Give the entries back exactly, dropping each image.

## Data items

::::

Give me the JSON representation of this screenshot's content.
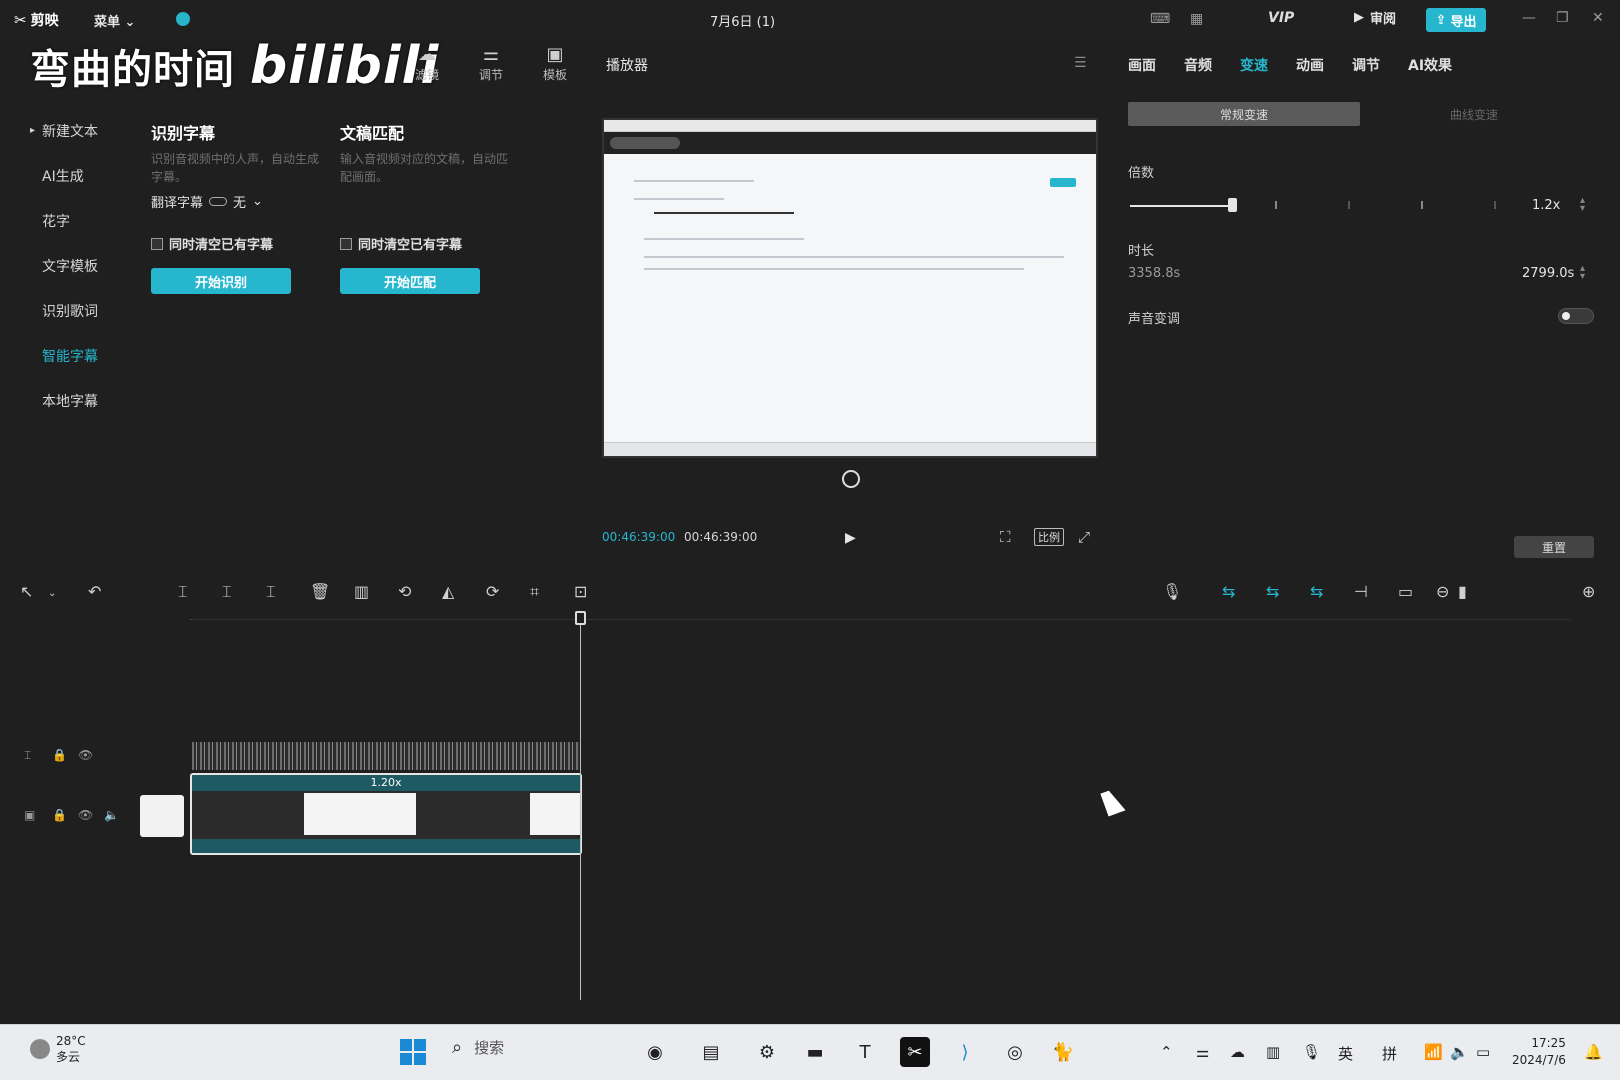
{
  "app": {
    "name": "剪映",
    "menu_label": "菜单",
    "doc_title": "7月6日 (1)",
    "review_label": "审阅",
    "export_label": "导出",
    "vip_label": "VIP"
  },
  "watermark": {
    "text": "弯曲的时间",
    "brand": "bilibili"
  },
  "toolbar_tabs": [
    {
      "label": "滤镜",
      "icon": "filter-icon"
    },
    {
      "label": "调节",
      "icon": "adjust-icon"
    },
    {
      "label": "模板",
      "icon": "template-icon"
    }
  ],
  "leftnav": {
    "items": [
      {
        "label": "新建文本"
      },
      {
        "label": "AI生成"
      },
      {
        "label": "花字"
      },
      {
        "label": "文字模板"
      },
      {
        "label": "识别歌词"
      },
      {
        "label": "智能字幕"
      },
      {
        "label": "本地字幕"
      }
    ],
    "active_index": 5
  },
  "captions": {
    "recognize": {
      "title": "识别字幕",
      "desc": "识别音视频中的人声，自动生成字幕。",
      "translate_label": "翻译字幕",
      "translate_value": "无",
      "clear_label": "同时清空已有字幕",
      "button": "开始识别"
    },
    "match": {
      "title": "文稿匹配",
      "desc": "输入音视频对应的文稿，自动匹配画面。",
      "clear_label": "同时清空已有字幕",
      "button": "开始匹配"
    }
  },
  "player": {
    "title": "播放器",
    "current_time": "00:46:39:00",
    "total_time": "00:46:39:00",
    "ratio_label": "比例"
  },
  "inspector": {
    "tabs": [
      "画面",
      "音频",
      "变速",
      "动画",
      "调节",
      "AI效果"
    ],
    "active_tab": 2,
    "speed_modes": [
      "常规变速",
      "曲线变速"
    ],
    "multiplier_label": "倍数",
    "multiplier_value": "1.2x",
    "multiplier_fraction": 0.28,
    "duration_label": "时长",
    "duration_original": "3358.8s",
    "duration_new": "2799.0s",
    "pitch_label": "声音变调",
    "reset_label": "重置"
  },
  "timeline": {
    "clip_speed": "1.20x"
  },
  "taskbar": {
    "temperature": "28°C",
    "weather": "多云",
    "search_placeholder": "搜索",
    "ime_lang": "英",
    "ime_mode": "拼",
    "time": "17:25",
    "date": "2024/7/6"
  },
  "colors": {
    "accent": "#26b6ce",
    "background": "#1f1f20",
    "taskbar": "#eaecef"
  }
}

::::

## Problem solution
Give me the JSON representation of this screenshot's content.
{
  "app": {
    "name": "剪映",
    "menu_label": "菜单",
    "doc_title": "7月6日 (1)",
    "review_label": "审阅",
    "export_label": "导出",
    "vip_label": "VIP"
  },
  "watermark": {
    "text": "弯曲的时间",
    "brand": "bilibili"
  },
  "toolbar_tabs": [
    {
      "label": "滤镜",
      "icon": "filter-icon"
    },
    {
      "label": "调节",
      "icon": "adjust-icon"
    },
    {
      "label": "模板",
      "icon": "template-icon"
    }
  ],
  "leftnav": {
    "items": [
      {
        "label": "新建文本"
      },
      {
        "label": "AI生成"
      },
      {
        "label": "花字"
      },
      {
        "label": "文字模板"
      },
      {
        "label": "识别歌词"
      },
      {
        "label": "智能字幕"
      },
      {
        "label": "本地字幕"
      }
    ],
    "active_index": 5
  },
  "captions": {
    "recognize": {
      "title": "识别字幕",
      "desc": "识别音视频中的人声，自动生成字幕。",
      "translate_label": "翻译字幕",
      "translate_value": "无",
      "clear_label": "同时清空已有字幕",
      "button": "开始识别"
    },
    "match": {
      "title": "文稿匹配",
      "desc": "输入音视频对应的文稿，自动匹配画面。",
      "clear_label": "同时清空已有字幕",
      "button": "开始匹配"
    }
  },
  "player": {
    "title": "播放器",
    "current_time": "00:46:39:00",
    "total_time": "00:46:39:00",
    "ratio_label": "比例"
  },
  "inspector": {
    "tabs": [
      "画面",
      "音频",
      "变速",
      "动画",
      "调节",
      "AI效果"
    ],
    "active_tab": 2,
    "speed_modes": [
      "常规变速",
      "曲线变速"
    ],
    "multiplier_label": "倍数",
    "multiplier_value": "1.2x",
    "multiplier_fraction": 0.28,
    "duration_label": "时长",
    "duration_original": "3358.8s",
    "duration_new": "2799.0s",
    "pitch_label": "声音变调",
    "reset_label": "重置"
  },
  "timeline": {
    "clip_speed": "1.20x"
  },
  "taskbar": {
    "temperature": "28°C",
    "weather": "多云",
    "search_placeholder": "搜索",
    "ime_lang": "英",
    "ime_mode": "拼",
    "time": "17:25",
    "date": "2024/7/6"
  },
  "colors": {
    "accent": "#26b6ce",
    "background": "#1f1f20",
    "taskbar": "#eaecef"
  }
}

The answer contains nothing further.